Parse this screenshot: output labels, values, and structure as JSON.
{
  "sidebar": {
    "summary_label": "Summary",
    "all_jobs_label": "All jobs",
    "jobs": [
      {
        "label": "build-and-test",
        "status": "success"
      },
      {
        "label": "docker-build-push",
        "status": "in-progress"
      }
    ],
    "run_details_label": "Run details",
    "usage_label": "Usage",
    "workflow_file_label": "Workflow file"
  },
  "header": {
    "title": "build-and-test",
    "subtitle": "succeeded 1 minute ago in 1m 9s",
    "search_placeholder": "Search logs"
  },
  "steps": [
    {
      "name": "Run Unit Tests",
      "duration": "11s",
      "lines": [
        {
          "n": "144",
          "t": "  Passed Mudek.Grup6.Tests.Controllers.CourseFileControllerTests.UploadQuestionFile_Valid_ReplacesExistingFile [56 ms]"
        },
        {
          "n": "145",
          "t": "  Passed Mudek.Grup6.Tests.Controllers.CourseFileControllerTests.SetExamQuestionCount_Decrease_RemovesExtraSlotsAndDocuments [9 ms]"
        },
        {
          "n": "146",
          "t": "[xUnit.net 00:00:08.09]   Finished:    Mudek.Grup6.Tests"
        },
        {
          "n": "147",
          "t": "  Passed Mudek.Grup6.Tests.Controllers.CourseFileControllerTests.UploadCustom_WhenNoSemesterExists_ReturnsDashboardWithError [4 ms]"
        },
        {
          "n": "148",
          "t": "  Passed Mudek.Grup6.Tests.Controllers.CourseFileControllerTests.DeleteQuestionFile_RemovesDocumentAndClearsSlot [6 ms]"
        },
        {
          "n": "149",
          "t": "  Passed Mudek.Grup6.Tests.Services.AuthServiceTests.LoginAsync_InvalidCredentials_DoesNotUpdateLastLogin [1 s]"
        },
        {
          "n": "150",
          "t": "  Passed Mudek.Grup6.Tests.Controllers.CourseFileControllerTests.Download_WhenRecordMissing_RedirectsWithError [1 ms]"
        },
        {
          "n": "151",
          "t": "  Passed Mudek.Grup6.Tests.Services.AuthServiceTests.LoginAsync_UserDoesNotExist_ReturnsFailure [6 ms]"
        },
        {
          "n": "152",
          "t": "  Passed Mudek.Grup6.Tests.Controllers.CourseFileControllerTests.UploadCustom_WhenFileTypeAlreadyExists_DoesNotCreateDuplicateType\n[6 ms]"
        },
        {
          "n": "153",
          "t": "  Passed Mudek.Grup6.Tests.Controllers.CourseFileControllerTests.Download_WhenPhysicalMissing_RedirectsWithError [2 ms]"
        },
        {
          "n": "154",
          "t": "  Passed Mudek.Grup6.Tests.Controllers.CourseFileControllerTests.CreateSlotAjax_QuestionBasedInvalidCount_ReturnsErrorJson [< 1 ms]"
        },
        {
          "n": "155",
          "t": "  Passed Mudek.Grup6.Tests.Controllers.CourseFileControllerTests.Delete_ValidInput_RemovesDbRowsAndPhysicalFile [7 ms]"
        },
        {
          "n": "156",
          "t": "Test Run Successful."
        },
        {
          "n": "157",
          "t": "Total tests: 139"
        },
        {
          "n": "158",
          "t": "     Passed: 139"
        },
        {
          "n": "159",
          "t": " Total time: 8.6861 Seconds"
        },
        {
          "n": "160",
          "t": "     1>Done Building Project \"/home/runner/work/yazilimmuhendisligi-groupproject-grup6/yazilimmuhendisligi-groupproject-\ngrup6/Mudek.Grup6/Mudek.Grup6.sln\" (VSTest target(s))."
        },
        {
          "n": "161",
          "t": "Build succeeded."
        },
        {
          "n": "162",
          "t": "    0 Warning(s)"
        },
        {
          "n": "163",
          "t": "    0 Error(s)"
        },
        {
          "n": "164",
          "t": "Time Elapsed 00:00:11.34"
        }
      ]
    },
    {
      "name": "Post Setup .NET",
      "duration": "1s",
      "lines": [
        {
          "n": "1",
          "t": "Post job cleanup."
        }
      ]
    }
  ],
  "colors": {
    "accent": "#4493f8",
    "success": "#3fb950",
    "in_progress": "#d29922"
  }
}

* **INSTRUCTIONS TO FOLLOW**
Write out the records shown above, exactly as they appear.

* **CORRECT RESULT**
Parse this screenshot: output labels, values, and structure as JSON.
{
  "sidebar": {
    "summary_label": "Summary",
    "all_jobs_label": "All jobs",
    "jobs": [
      {
        "label": "build-and-test",
        "status": "success"
      },
      {
        "label": "docker-build-push",
        "status": "in-progress"
      }
    ],
    "run_details_label": "Run details",
    "usage_label": "Usage",
    "workflow_file_label": "Workflow file"
  },
  "header": {
    "title": "build-and-test",
    "subtitle": "succeeded 1 minute ago in 1m 9s",
    "search_placeholder": "Search logs"
  },
  "steps": [
    {
      "name": "Run Unit Tests",
      "duration": "11s",
      "lines": [
        {
          "n": "144",
          "t": "  Passed Mudek.Grup6.Tests.Controllers.CourseFileControllerTests.UploadQuestionFile_Valid_ReplacesExistingFile [56 ms]"
        },
        {
          "n": "145",
          "t": "  Passed Mudek.Grup6.Tests.Controllers.CourseFileControllerTests.SetExamQuestionCount_Decrease_RemovesExtraSlotsAndDocuments [9 ms]"
        },
        {
          "n": "146",
          "t": "[xUnit.net 00:00:08.09]   Finished:    Mudek.Grup6.Tests"
        },
        {
          "n": "147",
          "t": "  Passed Mudek.Grup6.Tests.Controllers.CourseFileControllerTests.UploadCustom_WhenNoSemesterExists_ReturnsDashboardWithError [4 ms]"
        },
        {
          "n": "148",
          "t": "  Passed Mudek.Grup6.Tests.Controllers.CourseFileControllerTests.DeleteQuestionFile_RemovesDocumentAndClearsSlot [6 ms]"
        },
        {
          "n": "149",
          "t": "  Passed Mudek.Grup6.Tests.Services.AuthServiceTests.LoginAsync_InvalidCredentials_DoesNotUpdateLastLogin [1 s]"
        },
        {
          "n": "150",
          "t": "  Passed Mudek.Grup6.Tests.Controllers.CourseFileControllerTests.Download_WhenRecordMissing_RedirectsWithError [1 ms]"
        },
        {
          "n": "151",
          "t": "  Passed Mudek.Grup6.Tests.Services.AuthServiceTests.LoginAsync_UserDoesNotExist_ReturnsFailure [6 ms]"
        },
        {
          "n": "152",
          "t": "  Passed Mudek.Grup6.Tests.Controllers.CourseFileControllerTests.UploadCustom_WhenFileTypeAlreadyExists_DoesNotCreateDuplicateType\n[6 ms]"
        },
        {
          "n": "153",
          "t": "  Passed Mudek.Grup6.Tests.Controllers.CourseFileControllerTests.Download_WhenPhysicalMissing_RedirectsWithError [2 ms]"
        },
        {
          "n": "154",
          "t": "  Passed Mudek.Grup6.Tests.Controllers.CourseFileControllerTests.CreateSlotAjax_QuestionBasedInvalidCount_ReturnsErrorJson [< 1 ms]"
        },
        {
          "n": "155",
          "t": "  Passed Mudek.Grup6.Tests.Controllers.CourseFileControllerTests.Delete_ValidInput_RemovesDbRowsAndPhysicalFile [7 ms]"
        },
        {
          "n": "156",
          "t": "Test Run Successful."
        },
        {
          "n": "157",
          "t": "Total tests: 139"
        },
        {
          "n": "158",
          "t": "     Passed: 139"
        },
        {
          "n": "159",
          "t": " Total time: 8.6861 Seconds"
        },
        {
          "n": "160",
          "t": "     1>Done Building Project \"/home/runner/work/yazilimmuhendisligi-groupproject-grup6/yazilimmuhendisligi-groupproject-\ngrup6/Mudek.Grup6/Mudek.Grup6.sln\" (VSTest target(s))."
        },
        {
          "n": "161",
          "t": "Build succeeded."
        },
        {
          "n": "162",
          "t": "    0 Warning(s)"
        },
        {
          "n": "163",
          "t": "    0 Error(s)"
        },
        {
          "n": "164",
          "t": "Time Elapsed 00:00:11.34"
        }
      ]
    },
    {
      "name": "Post Setup .NET",
      "duration": "1s",
      "lines": [
        {
          "n": "1",
          "t": "Post job cleanup."
        }
      ]
    }
  ],
  "colors": {
    "accent": "#4493f8",
    "success": "#3fb950",
    "in_progress": "#d29922"
  }
}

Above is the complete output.